§ **Excerpted passage**:
Andrew Hobbs reports exclusively from our Internet of Manufacturing conference in London, on how AstraZeneca’s senior innovation architect, Steve Woodward, and innovation design analyst Dominic Sheratte, shared the company’s digital transformation journey with delegates.
Internet of Business says
As a global, science-led, biopharmaceutical company with over $22 billion in revenues, AstraZeneca is a natural beneficiary of the monitoring, tracking, and production gains offered by the Internet of Things. Its in-house incubation lab is driving innovation through the use of augmented reality (AR), smart home hubs – such as Amazon’s Alexa-powered devices – supply chain tracking, and digital twin technologies.
AstraZeneca’s incubation lab first looked outwards for external inspiration, before reflecting on its own IoT use cases. The company was keen to learn from leading examples of tech leadership and emerging technologies in the automotive and food industries, having been inspired by such companies’ ability to innovate at scale.
From paper to AR
Today, the team is at a point where it is employing the latest in AI, predictive maintenance, and AR. It’s also looking to the future, specifically at the potential to use blockchain and the long-term promise of quantum computing.
Despite these ambitious goals, Woodward and Sheratte emphasised the need for organisations to start the digital transformation journey by solving real business problems. Company-wide innovation is as much about undergoing a cultural shift as it is deploying and integrating emerging technology, they explained.
In particular, it’s vital to understand the friction points on the factory floor and meet operational teams’ needs with technology, they said; only then does the IoT make business sense.
An enormous challenge
With 17,000 standard operating procedures (SOPs), AstraZeneca faced a monumental digitisation task.
Moving from paper-based SOPs to a digital platform allowed the incubation hub to experiment with Amazon Alexa, using the digital assistant to read out procedures to workers on the factory floor. However, while staff liked the new feature, audibility problems have consigned Alexa to the back burner – for now, at least.
The team has found greater success by using the Unity engine on Microsoft’s HoloLens, and has been able to start translating SOPs for the AR device. This allows operators to navigate through checklists and carry out tasks under the direction of the HoloLens.

§ **What is expected**: In the article on AstraZeneca, copy the part between "From paper to" and "of quantum computing.", inclusive, swapping "blockchain" for "distributed ledgers". You won't need the items that come after this article.

Dataset entries
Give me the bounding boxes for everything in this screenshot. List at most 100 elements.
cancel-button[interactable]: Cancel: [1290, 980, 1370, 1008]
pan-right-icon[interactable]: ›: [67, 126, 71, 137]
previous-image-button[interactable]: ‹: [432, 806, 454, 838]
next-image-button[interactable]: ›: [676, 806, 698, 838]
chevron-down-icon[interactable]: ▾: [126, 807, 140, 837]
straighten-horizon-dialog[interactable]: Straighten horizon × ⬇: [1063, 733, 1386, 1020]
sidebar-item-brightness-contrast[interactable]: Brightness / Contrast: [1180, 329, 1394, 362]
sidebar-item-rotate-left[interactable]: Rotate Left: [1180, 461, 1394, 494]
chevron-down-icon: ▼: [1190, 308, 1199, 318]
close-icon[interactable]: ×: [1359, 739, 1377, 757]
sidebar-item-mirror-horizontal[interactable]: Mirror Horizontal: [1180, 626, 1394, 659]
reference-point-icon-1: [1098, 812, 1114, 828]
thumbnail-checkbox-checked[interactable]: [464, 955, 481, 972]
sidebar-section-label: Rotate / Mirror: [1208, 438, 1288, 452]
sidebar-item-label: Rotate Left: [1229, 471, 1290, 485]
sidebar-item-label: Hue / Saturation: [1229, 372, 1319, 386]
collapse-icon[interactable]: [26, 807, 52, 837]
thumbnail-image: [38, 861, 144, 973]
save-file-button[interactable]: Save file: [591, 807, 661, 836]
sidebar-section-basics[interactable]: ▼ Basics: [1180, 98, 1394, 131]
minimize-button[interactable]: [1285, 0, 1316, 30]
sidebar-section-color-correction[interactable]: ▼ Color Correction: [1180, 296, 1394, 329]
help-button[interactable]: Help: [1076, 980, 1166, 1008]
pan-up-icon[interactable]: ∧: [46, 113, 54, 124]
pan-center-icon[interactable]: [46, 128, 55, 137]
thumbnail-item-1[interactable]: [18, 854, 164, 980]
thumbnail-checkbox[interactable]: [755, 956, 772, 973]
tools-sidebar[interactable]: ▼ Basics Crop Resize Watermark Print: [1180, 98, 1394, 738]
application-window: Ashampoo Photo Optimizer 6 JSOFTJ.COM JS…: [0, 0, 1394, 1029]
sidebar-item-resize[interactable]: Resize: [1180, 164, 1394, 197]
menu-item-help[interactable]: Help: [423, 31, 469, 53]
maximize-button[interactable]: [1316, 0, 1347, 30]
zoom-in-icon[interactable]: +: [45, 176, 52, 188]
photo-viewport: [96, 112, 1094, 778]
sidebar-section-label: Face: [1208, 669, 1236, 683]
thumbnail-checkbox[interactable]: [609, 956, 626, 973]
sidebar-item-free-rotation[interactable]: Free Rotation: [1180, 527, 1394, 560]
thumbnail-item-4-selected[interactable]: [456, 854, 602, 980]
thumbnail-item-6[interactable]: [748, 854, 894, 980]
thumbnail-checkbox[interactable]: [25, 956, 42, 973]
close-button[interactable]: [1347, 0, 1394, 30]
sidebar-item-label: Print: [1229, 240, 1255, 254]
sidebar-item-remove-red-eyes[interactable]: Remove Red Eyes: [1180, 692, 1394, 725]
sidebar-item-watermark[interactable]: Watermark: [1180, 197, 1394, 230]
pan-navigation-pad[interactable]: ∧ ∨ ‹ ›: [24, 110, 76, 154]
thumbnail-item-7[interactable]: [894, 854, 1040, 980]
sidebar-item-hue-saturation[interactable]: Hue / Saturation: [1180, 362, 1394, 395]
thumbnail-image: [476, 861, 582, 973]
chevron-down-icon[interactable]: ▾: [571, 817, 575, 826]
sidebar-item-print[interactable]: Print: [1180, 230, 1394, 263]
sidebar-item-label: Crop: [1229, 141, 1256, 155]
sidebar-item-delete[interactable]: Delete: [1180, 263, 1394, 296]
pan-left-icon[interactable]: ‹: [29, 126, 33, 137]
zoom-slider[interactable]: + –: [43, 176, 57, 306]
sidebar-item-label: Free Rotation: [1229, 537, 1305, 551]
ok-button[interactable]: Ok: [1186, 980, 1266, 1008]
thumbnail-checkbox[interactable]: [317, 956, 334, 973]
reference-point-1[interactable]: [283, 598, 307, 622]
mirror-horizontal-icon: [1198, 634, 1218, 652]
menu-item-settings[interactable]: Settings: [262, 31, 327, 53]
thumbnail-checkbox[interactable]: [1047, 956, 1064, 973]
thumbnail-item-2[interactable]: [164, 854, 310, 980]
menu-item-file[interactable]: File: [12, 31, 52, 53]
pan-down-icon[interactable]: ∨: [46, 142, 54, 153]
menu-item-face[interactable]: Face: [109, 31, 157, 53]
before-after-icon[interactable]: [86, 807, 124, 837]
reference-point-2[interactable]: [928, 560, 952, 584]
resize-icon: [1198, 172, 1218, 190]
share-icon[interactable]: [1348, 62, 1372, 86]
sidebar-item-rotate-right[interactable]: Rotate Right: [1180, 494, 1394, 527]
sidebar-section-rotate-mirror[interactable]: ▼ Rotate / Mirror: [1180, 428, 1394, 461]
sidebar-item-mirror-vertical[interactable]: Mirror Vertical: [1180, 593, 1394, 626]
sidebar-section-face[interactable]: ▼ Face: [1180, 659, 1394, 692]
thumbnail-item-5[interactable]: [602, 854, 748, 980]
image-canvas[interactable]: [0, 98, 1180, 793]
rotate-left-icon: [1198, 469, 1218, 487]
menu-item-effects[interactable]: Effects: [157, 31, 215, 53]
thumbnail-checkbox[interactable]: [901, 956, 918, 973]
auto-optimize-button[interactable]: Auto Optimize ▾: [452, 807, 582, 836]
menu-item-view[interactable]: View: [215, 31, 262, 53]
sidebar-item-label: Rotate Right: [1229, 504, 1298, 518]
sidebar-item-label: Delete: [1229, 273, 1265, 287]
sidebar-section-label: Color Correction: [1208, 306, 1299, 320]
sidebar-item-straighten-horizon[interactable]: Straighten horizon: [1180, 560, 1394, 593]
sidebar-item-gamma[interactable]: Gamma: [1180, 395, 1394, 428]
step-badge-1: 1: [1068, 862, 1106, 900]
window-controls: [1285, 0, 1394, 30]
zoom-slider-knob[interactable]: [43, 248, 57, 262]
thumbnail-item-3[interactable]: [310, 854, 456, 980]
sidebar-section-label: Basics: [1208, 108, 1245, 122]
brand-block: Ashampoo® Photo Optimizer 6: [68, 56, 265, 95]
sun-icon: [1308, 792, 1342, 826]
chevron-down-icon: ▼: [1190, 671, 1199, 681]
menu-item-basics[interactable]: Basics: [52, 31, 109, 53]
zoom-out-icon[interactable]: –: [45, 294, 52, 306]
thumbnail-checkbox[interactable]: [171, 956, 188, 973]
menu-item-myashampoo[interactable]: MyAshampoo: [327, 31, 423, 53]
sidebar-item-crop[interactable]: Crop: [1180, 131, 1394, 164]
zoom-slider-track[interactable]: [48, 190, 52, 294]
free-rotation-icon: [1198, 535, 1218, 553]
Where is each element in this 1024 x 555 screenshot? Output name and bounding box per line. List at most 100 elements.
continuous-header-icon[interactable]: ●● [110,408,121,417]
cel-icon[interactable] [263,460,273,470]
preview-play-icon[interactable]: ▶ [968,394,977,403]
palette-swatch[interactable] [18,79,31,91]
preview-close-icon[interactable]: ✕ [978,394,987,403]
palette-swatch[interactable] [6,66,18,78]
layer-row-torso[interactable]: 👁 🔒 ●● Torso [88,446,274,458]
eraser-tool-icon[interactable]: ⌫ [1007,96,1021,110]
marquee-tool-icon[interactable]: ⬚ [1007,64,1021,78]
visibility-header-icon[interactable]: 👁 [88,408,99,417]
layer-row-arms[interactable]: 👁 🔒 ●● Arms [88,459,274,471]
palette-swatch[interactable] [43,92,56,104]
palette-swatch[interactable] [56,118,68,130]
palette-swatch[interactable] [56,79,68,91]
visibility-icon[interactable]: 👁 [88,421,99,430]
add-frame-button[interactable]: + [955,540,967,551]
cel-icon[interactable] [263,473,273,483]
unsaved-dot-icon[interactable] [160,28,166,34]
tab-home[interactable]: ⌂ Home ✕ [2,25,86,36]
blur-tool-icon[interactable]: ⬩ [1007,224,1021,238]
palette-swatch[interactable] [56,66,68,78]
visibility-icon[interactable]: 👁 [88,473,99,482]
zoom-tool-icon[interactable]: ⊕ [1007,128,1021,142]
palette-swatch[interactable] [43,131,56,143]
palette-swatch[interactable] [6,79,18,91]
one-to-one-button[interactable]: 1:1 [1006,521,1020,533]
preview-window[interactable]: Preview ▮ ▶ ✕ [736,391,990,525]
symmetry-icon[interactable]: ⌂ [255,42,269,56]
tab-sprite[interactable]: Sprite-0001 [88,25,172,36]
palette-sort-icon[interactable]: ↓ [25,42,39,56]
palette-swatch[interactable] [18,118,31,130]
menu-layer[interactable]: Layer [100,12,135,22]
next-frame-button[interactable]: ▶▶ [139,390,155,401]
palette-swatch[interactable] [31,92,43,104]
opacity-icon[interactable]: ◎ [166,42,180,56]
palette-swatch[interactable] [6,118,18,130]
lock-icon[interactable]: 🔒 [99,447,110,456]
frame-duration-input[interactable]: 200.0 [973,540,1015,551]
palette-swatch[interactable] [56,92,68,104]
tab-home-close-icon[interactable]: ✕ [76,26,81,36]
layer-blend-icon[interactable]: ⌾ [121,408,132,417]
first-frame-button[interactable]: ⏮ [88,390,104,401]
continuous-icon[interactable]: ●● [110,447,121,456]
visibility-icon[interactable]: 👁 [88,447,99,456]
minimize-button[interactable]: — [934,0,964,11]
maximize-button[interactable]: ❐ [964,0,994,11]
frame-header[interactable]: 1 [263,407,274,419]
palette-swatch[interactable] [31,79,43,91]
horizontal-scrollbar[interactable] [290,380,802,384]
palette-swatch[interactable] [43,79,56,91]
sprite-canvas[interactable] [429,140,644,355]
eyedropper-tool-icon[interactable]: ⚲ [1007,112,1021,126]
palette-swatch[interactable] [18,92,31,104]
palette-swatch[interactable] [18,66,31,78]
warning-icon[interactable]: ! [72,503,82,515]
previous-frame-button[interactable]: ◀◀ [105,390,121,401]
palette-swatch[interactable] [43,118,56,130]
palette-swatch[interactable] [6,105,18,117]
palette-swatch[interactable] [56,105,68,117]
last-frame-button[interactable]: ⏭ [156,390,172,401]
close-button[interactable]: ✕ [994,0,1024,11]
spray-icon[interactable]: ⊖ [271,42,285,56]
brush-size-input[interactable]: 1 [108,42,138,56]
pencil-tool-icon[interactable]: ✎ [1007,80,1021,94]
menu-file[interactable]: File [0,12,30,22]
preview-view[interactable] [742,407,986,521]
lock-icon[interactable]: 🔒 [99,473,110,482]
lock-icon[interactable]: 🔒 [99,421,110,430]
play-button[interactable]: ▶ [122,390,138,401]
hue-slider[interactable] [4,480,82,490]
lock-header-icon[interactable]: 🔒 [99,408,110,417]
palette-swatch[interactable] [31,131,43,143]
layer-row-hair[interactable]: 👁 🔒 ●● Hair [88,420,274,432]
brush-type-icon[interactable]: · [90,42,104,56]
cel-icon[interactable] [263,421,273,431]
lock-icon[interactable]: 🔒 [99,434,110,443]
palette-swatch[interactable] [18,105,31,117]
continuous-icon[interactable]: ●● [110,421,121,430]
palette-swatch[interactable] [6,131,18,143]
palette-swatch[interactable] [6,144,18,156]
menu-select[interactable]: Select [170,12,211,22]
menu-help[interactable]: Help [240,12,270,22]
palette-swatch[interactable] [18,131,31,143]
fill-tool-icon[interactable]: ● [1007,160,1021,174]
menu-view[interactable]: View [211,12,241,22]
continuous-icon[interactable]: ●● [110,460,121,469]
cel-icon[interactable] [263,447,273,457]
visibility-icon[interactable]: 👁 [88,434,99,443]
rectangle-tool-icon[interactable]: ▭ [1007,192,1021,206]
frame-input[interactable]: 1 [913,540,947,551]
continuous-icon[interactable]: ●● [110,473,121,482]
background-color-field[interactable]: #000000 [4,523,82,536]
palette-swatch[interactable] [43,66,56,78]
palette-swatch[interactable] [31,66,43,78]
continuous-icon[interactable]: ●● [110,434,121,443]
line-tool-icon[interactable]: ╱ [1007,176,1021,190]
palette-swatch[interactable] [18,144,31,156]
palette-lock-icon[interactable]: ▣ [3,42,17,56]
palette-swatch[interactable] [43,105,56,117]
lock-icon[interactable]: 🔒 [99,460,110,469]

§ **Output below**:
From paper to AR
Today, the team is at a point where it is employing the latest in AI, predictive maintenance, and AR. It’s also looking to the future, specifically at the potential to use distributed ledgers and the long-term promise of quantum computing.